▶ **Exercise**
Each line of the material below should be reproduced exactly.
#### Data supplied ####
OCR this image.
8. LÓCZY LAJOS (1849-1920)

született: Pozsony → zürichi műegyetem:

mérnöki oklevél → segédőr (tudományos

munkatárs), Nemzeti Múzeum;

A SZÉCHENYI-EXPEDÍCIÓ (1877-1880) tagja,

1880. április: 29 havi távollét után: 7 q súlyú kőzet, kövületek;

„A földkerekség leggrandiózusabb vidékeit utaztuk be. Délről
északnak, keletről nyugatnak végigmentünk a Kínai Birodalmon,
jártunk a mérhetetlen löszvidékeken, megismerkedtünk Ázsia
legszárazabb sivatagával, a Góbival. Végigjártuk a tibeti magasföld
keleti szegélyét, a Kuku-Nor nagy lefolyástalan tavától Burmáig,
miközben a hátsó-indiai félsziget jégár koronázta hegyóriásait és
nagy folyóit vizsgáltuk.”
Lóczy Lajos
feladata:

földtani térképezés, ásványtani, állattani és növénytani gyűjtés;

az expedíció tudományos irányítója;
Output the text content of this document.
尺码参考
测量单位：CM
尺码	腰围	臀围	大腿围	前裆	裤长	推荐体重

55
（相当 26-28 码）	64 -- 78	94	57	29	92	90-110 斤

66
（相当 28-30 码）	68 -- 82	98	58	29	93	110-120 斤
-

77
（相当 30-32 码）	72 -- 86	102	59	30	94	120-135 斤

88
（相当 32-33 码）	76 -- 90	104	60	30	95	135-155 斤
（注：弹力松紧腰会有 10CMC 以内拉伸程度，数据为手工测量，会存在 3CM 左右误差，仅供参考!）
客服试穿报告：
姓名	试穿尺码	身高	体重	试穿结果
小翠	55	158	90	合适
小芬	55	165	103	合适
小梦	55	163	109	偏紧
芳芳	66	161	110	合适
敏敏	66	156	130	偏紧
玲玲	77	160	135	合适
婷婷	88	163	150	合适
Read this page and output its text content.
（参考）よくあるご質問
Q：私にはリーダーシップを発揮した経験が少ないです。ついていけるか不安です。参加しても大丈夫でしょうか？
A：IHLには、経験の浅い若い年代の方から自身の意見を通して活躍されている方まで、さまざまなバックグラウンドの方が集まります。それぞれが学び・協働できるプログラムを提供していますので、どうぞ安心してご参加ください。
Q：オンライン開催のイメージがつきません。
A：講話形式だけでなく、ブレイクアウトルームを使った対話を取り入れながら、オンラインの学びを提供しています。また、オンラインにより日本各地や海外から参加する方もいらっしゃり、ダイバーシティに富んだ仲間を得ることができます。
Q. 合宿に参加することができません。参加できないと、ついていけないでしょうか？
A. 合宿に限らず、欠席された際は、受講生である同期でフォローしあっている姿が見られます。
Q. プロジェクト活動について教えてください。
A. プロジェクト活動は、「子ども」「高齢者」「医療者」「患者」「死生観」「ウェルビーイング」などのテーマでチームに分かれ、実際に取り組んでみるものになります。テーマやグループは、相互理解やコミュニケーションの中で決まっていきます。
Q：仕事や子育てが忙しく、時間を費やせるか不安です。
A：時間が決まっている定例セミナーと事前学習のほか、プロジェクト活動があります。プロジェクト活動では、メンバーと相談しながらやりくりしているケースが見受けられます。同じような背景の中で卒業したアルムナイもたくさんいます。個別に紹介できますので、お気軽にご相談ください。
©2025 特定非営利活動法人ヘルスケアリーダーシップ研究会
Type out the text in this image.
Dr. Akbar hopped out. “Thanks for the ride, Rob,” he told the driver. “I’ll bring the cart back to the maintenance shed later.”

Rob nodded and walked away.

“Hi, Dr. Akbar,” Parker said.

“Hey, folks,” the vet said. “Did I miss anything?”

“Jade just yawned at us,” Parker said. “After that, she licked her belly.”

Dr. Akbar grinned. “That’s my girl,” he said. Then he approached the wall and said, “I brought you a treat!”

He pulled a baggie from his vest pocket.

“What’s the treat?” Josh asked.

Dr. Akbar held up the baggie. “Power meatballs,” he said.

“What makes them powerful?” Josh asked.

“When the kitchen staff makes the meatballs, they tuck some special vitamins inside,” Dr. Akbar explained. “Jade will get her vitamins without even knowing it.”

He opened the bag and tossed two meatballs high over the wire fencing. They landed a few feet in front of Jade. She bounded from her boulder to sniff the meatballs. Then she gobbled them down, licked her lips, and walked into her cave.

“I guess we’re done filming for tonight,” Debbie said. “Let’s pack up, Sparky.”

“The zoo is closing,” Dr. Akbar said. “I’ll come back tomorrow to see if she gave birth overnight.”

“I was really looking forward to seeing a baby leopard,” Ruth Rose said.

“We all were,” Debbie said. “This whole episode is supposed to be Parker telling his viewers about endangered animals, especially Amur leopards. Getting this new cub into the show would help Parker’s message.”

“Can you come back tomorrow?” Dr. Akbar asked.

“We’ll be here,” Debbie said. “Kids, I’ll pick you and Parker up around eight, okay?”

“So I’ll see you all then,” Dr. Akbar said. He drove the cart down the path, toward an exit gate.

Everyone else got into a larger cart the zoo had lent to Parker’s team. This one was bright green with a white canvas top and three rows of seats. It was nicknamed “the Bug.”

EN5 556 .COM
####
▶ **Output below**
OCR this image.
8. LÓCZY LAJOS (1849-1920)

született: Pozsony → zürichi műegyetem:

mérnöki oklevél → segédőr (tudományos

munkatárs), Nemzeti Múzeum;

A SZÉCHENYI-EXPEDÍCIÓ (1877-1880) tagja,

1880. április: 29 havi távollét után: 7 q súlyú kőzet, kövületek;

„A földkerekség leggrandiózusabb vidékeit utaztuk be. Délről
északnak, keletről nyugatnak végigmentünk a Kínai Birodalmon,
jártunk a mérhetetlen löszvidékeken, megismerkedtünk Ázsia
legszárazabb sivatagával, a Góbival. Végigjártuk a tibeti magasföld
keleti szegélyét, a Kuku-Nor nagy lefolyástalan tavától Burmáig,
miközben a hátsó-indiai félsziget jégár koronázta hegyóriásait és
nagy folyóit vizsgáltuk.”
Lóczy Lajos
feladata:

földtani térképezés, ásványtani, állattani és növénytani gyűjtés;

az expedíció tudományos irányítója;
Output the text content of this document.
尺码参考
测量单位：CM
尺码	腰围	臀围	大腿围	前裆	裤长	推荐体重

55
（相当 26-28 码）	64 -- 78	94	57	29	92	90-110 斤

66
（相当 28-30 码）	68 -- 82	98	58	29	93	110-120 斤
-

77
（相当 30-32 码）	72 -- 86	102	59	30	94	120-135 斤

88
（相当 32-33 码）	76 -- 90	104	60	30	95	135-155 斤
（注：弹力松紧腰会有 10CMC 以内拉伸程度，数据为手工测量，会存在 3CM 左右误差，仅供参考!）
客服试穿报告：
姓名	试穿尺码	身高	体重	试穿结果
小翠	55	158	90	合适
小芬	55	165	103	合适
小梦	55	163	109	偏紧
芳芳	66	161	110	合适
敏敏	66	156	130	偏紧
玲玲	77	160	135	合适
婷婷	88	163	150	合适
Read this page and output its text content.
（参考）よくあるご質問
Q：私にはリーダーシップを発揮した経験が少ないです。ついていけるか不安です。参加しても大丈夫でしょうか？
A：IHLには、経験の浅い若い年代の方から自身の意見を通して活躍されている方まで、さまざまなバックグラウンドの方が集まります。それぞれが学び・協働できるプログラムを提供していますので、どうぞ安心してご参加ください。
Q：オンライン開催のイメージがつきません。
A：講話形式だけでなく、ブレイクアウトルームを使った対話を取り入れながら、オンラインの学びを提供しています。また、オンラインにより日本各地や海外から参加する方もいらっしゃり、ダイバーシティに富んだ仲間を得ることができます。
Q. 合宿に参加することができません。参加できないと、ついていけないでしょうか？
A. 合宿に限らず、欠席された際は、受講生である同期でフォローしあっている姿が見られます。
Q. プロジェクト活動について教えてください。
A. プロジェクト活動は、「子ども」「高齢者」「医療者」「患者」「死生観」「ウェルビーイング」などのテーマでチームに分かれ、実際に取り組んでみるものになります。テーマやグループは、相互理解やコミュニケーションの中で決まっていきます。
Q：仕事や子育てが忙しく、時間を費やせるか不安です。
A：時間が決まっている定例セミナーと事前学習のほか、プロジェクト活動があります。プロジェクト活動では、メンバーと相談しながらやりくりしているケースが見受けられます。同じような背景の中で卒業したアルムナイもたくさんいます。個別に紹介できますので、お気軽にご相談ください。
©2025 特定非営利活動法人ヘルスケアリーダーシップ研究会
Type out the text in this image.
Dr. Akbar hopped out. “Thanks for the ride, Rob,” he told the driver. “I’ll bring the cart back to the maintenance shed later.”

Rob nodded and walked away.

“Hi, Dr. Akbar,” Parker said.

“Hey, folks,” the vet said. “Did I miss anything?”

“Jade just yawned at us,” Parker said. “After that, she licked her belly.”

Dr. Akbar grinned. “That’s my girl,” he said. Then he approached the wall and said, “I brought you a treat!”

He pulled a baggie from his vest pocket.

“What’s the treat?” Josh asked.

Dr. Akbar held up the baggie. “Power meatballs,” he said.

“What makes them powerful?” Josh asked.

“When the kitchen staff makes the meatballs, they tuck some special vitamins inside,” Dr. Akbar explained. “Jade will get her vitamins without even knowing it.”

He opened the bag and tossed two meatballs high over the wire fencing. They landed a few feet in front of Jade. She bounded from her boulder to sniff the meatballs. Then she gobbled them down, licked her lips, and walked into her cave.

“I guess we’re done filming for tonight,” Debbie said. “Let’s pack up, Sparky.”

“The zoo is closing,” Dr. Akbar said. “I’ll come back tomorrow to see if she gave birth overnight.”

“I was really looking forward to seeing a baby leopard,” Ruth Rose said.

“We all were,” Debbie said. “This whole episode is supposed to be Parker telling his viewers about endangered animals, especially Amur leopards. Getting this new cub into the show would help Parker’s message.”

“Can you come back tomorrow?” Dr. Akbar asked.

“We’ll be here,” Debbie said. “Kids, I’ll pick you and Parker up around eight, okay?”

“So I’ll see you all then,” Dr. Akbar said. He drove the cart down the path, toward an exit gate.

Everyone else got into a larger cart the zoo had lent to Parker’s team. This one was bright green with a white canvas top and three rows of seats. It was nicknamed “the Bug.”

EN5 556 .COM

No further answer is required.